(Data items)
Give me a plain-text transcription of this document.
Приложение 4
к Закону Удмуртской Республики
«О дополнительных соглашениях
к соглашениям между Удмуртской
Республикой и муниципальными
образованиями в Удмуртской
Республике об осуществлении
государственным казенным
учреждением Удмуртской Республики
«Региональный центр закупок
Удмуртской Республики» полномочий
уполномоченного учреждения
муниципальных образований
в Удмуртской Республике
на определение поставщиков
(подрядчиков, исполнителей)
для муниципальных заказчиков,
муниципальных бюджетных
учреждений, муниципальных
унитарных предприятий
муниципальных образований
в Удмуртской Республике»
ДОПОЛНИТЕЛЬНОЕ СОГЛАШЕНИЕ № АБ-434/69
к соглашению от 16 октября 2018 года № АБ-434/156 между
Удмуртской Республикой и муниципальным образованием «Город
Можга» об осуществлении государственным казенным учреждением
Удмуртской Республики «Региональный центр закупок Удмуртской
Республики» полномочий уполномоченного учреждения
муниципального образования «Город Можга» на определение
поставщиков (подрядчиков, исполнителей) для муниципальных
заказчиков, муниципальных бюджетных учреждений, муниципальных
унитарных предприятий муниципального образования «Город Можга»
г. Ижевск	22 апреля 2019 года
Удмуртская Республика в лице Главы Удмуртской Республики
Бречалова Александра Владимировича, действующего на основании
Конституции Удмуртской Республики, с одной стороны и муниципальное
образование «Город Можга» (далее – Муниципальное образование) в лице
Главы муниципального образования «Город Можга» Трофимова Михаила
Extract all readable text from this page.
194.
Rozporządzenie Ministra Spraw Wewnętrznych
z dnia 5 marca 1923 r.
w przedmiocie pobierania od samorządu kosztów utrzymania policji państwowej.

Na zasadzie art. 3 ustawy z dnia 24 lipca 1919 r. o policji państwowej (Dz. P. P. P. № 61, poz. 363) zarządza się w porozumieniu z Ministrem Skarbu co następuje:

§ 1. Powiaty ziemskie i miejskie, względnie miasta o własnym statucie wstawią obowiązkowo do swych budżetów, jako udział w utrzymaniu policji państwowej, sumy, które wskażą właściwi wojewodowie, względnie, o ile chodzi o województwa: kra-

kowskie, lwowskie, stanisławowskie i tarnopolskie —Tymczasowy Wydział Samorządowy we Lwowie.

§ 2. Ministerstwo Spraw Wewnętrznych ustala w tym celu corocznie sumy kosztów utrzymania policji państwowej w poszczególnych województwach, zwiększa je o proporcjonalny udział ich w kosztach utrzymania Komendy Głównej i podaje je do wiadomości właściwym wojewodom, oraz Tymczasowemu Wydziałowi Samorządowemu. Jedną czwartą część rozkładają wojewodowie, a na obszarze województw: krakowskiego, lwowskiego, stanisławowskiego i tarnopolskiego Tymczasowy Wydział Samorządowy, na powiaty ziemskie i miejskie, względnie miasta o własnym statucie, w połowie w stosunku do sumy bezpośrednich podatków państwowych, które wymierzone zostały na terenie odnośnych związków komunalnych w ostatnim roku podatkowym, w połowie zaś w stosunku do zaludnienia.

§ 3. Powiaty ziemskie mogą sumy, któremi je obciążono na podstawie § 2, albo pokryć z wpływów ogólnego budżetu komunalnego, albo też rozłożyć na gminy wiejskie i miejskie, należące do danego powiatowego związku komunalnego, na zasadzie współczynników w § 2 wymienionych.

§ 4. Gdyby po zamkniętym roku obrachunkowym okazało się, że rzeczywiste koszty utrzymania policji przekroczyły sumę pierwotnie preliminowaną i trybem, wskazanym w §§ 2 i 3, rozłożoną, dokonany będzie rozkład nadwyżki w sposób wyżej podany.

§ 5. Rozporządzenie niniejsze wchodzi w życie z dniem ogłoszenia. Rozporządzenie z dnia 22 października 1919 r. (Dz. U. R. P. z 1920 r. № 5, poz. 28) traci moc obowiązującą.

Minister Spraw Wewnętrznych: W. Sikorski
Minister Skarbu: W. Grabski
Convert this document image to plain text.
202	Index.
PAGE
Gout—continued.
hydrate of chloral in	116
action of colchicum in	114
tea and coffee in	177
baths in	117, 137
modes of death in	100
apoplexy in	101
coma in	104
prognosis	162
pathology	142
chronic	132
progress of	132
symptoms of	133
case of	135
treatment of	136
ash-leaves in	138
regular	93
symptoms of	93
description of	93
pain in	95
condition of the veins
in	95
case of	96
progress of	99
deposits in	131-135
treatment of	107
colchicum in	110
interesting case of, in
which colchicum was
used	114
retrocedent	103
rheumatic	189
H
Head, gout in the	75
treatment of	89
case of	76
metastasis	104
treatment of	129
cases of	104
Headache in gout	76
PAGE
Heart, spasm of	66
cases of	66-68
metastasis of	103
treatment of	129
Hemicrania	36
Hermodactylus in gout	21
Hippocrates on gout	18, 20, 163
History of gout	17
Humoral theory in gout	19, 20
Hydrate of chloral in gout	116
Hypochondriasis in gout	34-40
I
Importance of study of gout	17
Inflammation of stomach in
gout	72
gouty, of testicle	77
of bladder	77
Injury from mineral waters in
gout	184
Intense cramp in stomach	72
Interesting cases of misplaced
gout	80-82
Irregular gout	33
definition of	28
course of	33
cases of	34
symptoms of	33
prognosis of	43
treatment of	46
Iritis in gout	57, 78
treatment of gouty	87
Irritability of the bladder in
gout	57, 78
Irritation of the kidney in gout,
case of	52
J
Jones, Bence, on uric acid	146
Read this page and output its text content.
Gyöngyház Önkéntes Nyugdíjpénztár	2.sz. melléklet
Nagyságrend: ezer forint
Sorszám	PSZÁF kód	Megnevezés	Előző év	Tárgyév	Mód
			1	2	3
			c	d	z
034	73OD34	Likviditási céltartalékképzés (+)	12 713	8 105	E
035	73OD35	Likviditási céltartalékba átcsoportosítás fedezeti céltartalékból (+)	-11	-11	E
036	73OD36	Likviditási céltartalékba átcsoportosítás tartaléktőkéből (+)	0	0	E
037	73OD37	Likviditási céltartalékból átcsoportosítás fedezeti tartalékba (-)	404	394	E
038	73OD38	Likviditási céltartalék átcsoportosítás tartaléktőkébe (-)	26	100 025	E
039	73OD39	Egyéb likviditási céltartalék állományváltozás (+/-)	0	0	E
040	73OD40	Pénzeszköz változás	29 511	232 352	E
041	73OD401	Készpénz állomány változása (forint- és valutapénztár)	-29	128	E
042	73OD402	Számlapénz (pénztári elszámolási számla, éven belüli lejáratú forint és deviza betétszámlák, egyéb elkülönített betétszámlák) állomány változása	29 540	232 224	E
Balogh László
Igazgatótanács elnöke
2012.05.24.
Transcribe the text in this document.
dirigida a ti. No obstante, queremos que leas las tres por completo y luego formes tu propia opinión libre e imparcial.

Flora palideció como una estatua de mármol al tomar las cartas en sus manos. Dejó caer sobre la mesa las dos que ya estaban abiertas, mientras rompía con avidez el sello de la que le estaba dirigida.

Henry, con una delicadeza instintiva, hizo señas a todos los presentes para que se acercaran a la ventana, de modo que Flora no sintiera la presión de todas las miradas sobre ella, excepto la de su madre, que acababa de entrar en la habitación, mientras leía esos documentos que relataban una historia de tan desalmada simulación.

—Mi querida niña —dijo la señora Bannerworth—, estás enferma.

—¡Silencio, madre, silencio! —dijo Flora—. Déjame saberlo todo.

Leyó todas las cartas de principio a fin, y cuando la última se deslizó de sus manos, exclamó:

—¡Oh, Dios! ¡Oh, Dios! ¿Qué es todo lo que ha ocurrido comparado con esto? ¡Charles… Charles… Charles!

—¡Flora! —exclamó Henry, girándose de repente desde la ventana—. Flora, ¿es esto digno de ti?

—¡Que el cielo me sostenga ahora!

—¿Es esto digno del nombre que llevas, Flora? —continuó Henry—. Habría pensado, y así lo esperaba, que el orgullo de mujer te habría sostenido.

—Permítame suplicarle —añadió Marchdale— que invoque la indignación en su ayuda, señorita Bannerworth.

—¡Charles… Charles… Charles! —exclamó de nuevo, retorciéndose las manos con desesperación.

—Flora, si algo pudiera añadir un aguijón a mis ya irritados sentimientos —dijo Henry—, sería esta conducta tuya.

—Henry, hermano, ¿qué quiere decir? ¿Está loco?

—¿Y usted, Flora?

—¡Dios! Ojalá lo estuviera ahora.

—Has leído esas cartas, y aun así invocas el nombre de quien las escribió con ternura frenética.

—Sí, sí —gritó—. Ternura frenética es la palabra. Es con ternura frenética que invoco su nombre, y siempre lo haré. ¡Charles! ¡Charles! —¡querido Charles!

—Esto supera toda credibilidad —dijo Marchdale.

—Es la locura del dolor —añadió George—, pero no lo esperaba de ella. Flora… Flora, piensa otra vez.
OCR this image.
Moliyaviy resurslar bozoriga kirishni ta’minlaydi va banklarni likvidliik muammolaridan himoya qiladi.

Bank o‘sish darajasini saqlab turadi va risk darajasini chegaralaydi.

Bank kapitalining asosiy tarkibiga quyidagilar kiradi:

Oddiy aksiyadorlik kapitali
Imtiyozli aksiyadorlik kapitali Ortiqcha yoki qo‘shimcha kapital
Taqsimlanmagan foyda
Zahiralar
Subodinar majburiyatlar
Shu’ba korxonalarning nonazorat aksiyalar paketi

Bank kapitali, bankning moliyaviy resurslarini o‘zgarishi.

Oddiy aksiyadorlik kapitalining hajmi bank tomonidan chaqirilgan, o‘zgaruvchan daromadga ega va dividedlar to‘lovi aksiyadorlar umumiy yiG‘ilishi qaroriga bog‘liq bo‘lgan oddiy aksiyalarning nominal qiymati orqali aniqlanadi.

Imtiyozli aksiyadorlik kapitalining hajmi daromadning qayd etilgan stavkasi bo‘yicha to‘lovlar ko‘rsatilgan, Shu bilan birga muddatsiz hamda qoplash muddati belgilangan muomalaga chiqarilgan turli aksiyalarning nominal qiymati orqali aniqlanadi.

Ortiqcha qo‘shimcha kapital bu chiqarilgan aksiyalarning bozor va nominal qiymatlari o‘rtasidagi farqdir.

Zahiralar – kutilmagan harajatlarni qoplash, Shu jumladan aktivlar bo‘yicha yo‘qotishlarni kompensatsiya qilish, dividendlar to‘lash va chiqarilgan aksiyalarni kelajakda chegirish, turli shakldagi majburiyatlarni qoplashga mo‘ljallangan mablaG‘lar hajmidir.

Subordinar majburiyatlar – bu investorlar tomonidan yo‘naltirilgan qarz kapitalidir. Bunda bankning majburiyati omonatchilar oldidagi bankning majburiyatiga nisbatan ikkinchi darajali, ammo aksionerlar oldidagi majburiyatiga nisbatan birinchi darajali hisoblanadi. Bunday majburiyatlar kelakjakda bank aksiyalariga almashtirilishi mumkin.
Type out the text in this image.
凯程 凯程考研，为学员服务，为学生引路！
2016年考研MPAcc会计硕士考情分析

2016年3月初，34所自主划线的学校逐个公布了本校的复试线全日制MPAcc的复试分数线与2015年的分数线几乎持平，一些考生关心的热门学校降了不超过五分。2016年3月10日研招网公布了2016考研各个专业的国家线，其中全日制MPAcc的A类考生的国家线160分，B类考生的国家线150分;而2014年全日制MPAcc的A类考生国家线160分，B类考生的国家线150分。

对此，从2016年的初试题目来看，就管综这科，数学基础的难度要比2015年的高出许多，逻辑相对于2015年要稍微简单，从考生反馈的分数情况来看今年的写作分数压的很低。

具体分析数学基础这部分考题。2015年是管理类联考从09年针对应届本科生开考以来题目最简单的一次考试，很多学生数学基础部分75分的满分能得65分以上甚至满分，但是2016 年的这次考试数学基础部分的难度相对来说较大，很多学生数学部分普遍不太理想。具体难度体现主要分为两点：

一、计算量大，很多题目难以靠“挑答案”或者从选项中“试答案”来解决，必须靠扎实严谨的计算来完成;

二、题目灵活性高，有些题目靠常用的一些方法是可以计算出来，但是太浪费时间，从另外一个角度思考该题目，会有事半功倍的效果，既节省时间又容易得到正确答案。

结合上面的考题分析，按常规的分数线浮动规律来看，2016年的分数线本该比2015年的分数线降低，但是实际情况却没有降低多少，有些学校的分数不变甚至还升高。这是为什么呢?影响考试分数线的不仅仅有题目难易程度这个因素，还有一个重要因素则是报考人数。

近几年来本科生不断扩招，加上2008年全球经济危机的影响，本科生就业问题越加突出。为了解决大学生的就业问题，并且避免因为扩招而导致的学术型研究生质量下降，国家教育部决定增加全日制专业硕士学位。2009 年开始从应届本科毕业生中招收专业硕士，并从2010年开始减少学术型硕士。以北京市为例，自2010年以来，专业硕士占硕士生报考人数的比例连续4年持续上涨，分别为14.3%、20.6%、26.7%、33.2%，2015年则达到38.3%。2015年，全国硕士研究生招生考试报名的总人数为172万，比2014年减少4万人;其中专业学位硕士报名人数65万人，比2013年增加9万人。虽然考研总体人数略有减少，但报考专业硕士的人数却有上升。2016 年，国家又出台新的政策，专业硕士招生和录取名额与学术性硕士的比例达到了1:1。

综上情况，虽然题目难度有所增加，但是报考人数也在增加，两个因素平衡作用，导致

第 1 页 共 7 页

**SET EXERCISE**
Output, unchanged, the lines from the line with "Type out the text in this image." through the final line of the material.

**OUTPUT BELOW**
Type out the text in this image.
凯程 凯程考研，为学员服务，为学生引路！
2016年考研MPAcc会计硕士考情分析

2016年3月初，34所自主划线的学校逐个公布了本校的复试线全日制MPAcc的复试分数线与2015年的分数线几乎持平，一些考生关心的热门学校降了不超过五分。2016年3月10日研招网公布了2016考研各个专业的国家线，其中全日制MPAcc的A类考生的国家线160分，B类考生的国家线150分;而2014年全日制MPAcc的A类考生国家线160分，B类考生的国家线150分。

对此，从2016年的初试题目来看，就管综这科，数学基础的难度要比2015年的高出许多，逻辑相对于2015年要稍微简单，从考生反馈的分数情况来看今年的写作分数压的很低。

具体分析数学基础这部分考题。2015年是管理类联考从09年针对应届本科生开考以来题目最简单的一次考试，很多学生数学基础部分75分的满分能得65分以上甚至满分，但是2016 年的这次考试数学基础部分的难度相对来说较大，很多学生数学部分普遍不太理想。具体难度体现主要分为两点：

一、计算量大，很多题目难以靠“挑答案”或者从选项中“试答案”来解决，必须靠扎实严谨的计算来完成;

二、题目灵活性高，有些题目靠常用的一些方法是可以计算出来，但是太浪费时间，从另外一个角度思考该题目，会有事半功倍的效果，既节省时间又容易得到正确答案。

结合上面的考题分析，按常规的分数线浮动规律来看，2016年的分数线本该比2015年的分数线降低，但是实际情况却没有降低多少，有些学校的分数不变甚至还升高。这是为什么呢?影响考试分数线的不仅仅有题目难易程度这个因素，还有一个重要因素则是报考人数。

近几年来本科生不断扩招，加上2008年全球经济危机的影响，本科生就业问题越加突出。为了解决大学生的就业问题，并且避免因为扩招而导致的学术型研究生质量下降，国家教育部决定增加全日制专业硕士学位。2009 年开始从应届本科毕业生中招收专业硕士，并从2010年开始减少学术型硕士。以北京市为例，自2010年以来，专业硕士占硕士生报考人数的比例连续4年持续上涨，分别为14.3%、20.6%、26.7%、33.2%，2015年则达到38.3%。2015年，全国硕士研究生招生考试报名的总人数为172万，比2014年减少4万人;其中专业学位硕士报名人数65万人，比2013年增加9万人。虽然考研总体人数略有减少，但报考专业硕士的人数却有上升。2016 年，国家又出台新的政策，专业硕士招生和录取名额与学术性硕士的比例达到了1:1。

综上情况，虽然题目难度有所增加，但是报考人数也在增加，两个因素平衡作用，导致

第 1 页 共 7 页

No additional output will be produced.